## Start

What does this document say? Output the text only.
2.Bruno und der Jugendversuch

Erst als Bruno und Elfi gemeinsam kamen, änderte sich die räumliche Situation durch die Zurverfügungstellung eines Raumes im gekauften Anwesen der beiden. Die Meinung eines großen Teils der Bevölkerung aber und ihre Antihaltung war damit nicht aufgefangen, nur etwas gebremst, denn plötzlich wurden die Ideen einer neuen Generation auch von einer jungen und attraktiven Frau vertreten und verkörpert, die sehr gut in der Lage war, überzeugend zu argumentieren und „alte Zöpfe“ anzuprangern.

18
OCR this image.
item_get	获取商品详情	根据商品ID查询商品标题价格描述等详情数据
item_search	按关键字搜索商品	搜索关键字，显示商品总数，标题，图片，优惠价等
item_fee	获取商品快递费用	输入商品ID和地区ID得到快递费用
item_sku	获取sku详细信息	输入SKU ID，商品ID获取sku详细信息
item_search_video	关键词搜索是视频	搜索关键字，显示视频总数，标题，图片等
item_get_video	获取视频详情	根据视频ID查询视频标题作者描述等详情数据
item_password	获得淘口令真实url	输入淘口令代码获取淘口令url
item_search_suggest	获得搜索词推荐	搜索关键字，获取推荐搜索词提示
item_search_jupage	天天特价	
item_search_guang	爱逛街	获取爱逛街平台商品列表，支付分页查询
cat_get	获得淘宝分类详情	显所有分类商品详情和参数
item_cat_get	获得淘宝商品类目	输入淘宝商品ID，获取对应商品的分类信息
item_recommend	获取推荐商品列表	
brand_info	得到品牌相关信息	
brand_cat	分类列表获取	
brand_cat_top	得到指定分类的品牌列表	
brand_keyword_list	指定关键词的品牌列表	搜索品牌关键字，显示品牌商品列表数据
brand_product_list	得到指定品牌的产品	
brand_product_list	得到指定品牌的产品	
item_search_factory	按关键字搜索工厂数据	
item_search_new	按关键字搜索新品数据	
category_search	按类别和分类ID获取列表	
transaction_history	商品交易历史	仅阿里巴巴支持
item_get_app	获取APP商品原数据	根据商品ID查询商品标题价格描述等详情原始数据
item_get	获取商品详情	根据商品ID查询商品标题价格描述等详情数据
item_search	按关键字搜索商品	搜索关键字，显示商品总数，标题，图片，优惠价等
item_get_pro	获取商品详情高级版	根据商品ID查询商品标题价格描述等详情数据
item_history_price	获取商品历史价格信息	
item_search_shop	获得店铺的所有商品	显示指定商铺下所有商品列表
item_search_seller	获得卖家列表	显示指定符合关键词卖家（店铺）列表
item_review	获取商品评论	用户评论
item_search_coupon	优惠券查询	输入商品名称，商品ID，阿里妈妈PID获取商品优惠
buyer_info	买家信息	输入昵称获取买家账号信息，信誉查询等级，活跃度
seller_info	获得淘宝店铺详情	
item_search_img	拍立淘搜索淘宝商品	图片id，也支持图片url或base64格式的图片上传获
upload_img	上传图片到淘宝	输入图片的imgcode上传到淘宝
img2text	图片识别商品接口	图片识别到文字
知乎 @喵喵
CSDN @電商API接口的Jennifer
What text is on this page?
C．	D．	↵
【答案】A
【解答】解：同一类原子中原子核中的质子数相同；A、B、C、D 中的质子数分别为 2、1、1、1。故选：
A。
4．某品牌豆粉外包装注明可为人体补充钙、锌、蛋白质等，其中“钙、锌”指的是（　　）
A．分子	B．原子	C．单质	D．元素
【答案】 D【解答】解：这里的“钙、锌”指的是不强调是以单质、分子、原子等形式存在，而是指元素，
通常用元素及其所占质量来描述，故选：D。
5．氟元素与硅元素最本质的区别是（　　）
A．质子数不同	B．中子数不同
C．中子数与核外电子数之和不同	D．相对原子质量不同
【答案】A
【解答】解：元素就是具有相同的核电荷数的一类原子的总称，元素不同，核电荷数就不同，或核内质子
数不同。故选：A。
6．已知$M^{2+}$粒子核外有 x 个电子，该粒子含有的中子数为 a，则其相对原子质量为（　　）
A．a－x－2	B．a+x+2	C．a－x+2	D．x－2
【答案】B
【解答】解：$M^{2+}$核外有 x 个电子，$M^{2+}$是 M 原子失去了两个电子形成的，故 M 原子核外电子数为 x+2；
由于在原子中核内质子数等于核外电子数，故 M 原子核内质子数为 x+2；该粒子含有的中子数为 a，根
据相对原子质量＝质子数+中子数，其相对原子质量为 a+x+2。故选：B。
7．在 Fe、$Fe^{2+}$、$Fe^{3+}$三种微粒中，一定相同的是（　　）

## End

◆ Written problem ◆
Please list every line of the records that contains "该粒子含有的中子数为".

◆ Final result ◆
6．已知$M^{2+}$粒子核外有 x 个电子，该粒子含有的中子数为 a，则其相对原子质量为（　　）
由于在原子中核内质子数等于核外电子数，故 M 原子核内质子数为 x+2；该粒子含有的中子数为 a，根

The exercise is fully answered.